* Problem to solve:
Find the lines holding the word "title" and collect them.

· · · · ·

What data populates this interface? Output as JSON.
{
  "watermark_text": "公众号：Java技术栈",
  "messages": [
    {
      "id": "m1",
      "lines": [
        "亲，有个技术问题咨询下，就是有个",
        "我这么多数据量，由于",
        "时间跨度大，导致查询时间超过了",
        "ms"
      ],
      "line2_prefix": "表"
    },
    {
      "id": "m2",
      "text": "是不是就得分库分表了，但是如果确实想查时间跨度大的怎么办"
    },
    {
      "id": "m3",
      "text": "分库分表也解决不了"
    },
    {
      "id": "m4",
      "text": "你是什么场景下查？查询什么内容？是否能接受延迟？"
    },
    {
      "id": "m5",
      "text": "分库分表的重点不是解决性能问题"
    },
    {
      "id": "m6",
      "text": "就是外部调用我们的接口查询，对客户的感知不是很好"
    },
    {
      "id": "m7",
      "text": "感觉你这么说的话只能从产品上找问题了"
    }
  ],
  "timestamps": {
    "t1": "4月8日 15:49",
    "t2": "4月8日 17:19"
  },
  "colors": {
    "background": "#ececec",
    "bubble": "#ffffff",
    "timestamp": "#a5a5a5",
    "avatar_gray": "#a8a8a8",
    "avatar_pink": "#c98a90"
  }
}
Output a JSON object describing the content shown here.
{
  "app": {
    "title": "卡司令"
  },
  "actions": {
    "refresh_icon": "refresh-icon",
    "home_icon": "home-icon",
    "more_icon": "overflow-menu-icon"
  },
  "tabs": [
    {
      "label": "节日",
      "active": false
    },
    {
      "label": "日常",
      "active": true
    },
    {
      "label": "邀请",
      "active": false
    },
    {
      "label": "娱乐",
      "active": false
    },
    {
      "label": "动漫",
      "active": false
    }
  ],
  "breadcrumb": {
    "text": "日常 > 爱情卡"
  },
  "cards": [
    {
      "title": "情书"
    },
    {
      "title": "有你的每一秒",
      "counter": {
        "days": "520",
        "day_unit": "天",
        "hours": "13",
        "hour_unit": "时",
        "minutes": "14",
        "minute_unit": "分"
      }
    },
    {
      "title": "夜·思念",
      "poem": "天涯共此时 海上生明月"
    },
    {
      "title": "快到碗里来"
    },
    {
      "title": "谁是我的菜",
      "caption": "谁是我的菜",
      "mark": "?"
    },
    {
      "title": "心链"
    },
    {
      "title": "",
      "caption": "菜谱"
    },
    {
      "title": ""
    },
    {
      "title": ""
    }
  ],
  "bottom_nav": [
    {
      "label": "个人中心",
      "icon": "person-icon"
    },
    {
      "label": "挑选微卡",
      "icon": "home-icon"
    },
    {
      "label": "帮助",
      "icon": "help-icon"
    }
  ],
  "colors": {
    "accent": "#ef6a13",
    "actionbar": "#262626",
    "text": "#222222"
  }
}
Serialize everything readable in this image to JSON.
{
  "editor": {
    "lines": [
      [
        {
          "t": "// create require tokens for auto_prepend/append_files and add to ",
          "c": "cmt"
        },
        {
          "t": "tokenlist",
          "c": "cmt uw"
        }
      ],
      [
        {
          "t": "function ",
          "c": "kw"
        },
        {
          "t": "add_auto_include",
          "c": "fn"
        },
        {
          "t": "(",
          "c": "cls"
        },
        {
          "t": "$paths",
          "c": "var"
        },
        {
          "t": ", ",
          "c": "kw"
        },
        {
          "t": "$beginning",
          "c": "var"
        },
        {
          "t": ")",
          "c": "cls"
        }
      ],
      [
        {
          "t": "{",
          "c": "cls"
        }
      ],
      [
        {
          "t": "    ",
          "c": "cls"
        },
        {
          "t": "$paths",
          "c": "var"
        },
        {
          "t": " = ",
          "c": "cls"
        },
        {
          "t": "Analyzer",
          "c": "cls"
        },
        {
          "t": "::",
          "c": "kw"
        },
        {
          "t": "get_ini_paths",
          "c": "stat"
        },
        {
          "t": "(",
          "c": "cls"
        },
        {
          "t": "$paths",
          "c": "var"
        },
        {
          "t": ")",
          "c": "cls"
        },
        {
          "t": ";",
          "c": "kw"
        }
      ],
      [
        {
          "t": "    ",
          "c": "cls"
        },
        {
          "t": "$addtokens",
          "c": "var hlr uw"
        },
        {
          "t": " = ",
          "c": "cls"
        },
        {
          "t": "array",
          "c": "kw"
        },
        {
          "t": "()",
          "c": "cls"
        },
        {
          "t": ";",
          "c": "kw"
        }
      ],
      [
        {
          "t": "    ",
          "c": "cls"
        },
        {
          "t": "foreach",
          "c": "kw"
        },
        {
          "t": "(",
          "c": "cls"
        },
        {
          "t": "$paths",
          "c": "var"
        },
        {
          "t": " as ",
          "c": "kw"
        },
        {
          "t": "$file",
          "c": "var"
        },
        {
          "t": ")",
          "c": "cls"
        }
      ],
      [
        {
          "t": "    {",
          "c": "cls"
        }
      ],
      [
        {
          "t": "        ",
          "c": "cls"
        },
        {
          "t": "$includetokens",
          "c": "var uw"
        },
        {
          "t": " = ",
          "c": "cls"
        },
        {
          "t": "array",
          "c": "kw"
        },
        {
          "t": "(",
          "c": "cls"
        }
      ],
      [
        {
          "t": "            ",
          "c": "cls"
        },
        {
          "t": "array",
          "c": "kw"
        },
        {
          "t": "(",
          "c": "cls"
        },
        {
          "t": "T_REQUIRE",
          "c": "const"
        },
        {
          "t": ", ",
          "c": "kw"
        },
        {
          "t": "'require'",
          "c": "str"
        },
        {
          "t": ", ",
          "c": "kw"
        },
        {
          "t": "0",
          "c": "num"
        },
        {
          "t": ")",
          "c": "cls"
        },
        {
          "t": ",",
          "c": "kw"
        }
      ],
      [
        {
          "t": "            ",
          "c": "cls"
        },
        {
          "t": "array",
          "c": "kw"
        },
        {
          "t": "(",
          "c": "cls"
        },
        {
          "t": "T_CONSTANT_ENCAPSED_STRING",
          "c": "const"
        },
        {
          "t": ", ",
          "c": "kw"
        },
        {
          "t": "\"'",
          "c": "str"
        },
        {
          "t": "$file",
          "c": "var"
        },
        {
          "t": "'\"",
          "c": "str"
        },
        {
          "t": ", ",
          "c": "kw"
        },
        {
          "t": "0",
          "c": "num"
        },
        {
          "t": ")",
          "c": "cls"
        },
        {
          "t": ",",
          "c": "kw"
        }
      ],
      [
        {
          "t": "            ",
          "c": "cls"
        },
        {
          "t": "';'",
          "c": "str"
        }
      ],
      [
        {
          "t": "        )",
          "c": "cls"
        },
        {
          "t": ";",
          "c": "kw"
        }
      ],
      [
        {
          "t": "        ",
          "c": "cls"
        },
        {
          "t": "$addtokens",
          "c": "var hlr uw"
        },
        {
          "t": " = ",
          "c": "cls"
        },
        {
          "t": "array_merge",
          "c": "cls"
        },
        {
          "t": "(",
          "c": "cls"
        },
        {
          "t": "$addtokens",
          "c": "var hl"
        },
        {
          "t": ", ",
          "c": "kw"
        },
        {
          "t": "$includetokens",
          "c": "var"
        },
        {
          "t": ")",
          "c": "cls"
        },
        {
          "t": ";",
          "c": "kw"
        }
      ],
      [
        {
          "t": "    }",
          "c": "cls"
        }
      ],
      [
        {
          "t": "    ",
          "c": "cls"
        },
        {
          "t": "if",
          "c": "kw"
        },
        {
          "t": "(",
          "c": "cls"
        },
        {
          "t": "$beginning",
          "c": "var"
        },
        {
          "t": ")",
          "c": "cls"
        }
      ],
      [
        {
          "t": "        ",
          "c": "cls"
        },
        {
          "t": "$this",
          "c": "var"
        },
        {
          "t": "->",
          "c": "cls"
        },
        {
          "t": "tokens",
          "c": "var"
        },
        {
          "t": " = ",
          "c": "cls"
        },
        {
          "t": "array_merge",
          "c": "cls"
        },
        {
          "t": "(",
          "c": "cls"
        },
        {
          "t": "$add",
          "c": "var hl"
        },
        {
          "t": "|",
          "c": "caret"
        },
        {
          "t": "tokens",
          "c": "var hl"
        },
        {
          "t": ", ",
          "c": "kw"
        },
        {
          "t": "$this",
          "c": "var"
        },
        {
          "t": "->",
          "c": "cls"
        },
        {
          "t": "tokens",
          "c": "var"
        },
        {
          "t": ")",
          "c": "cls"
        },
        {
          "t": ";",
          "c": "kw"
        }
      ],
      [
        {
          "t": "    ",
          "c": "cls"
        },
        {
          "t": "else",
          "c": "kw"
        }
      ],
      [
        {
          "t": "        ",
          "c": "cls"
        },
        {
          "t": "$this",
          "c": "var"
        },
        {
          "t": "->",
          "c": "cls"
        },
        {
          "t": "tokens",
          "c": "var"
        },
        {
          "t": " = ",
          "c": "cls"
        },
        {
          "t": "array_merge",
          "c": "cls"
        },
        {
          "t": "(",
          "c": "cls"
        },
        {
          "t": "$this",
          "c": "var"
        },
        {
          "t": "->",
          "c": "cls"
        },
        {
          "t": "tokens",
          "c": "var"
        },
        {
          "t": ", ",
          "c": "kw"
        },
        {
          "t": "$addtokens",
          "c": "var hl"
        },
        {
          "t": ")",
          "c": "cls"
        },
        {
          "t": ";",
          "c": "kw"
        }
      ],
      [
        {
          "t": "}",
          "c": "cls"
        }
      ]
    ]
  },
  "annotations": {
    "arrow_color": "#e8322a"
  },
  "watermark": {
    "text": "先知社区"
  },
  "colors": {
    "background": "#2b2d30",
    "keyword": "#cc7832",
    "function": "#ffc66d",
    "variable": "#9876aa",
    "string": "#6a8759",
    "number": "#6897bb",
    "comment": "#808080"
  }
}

· · · · ·

* Exercise answer:
    "title": "卡司令"
      "title": "情书"
      "title": "有你的每一秒",
      "title": "夜·思念",
      "title": "快到碗里来"
      "title": "谁是我的菜",
      "title": "心链"
      "title": "",
      "title": ""
      "title": ""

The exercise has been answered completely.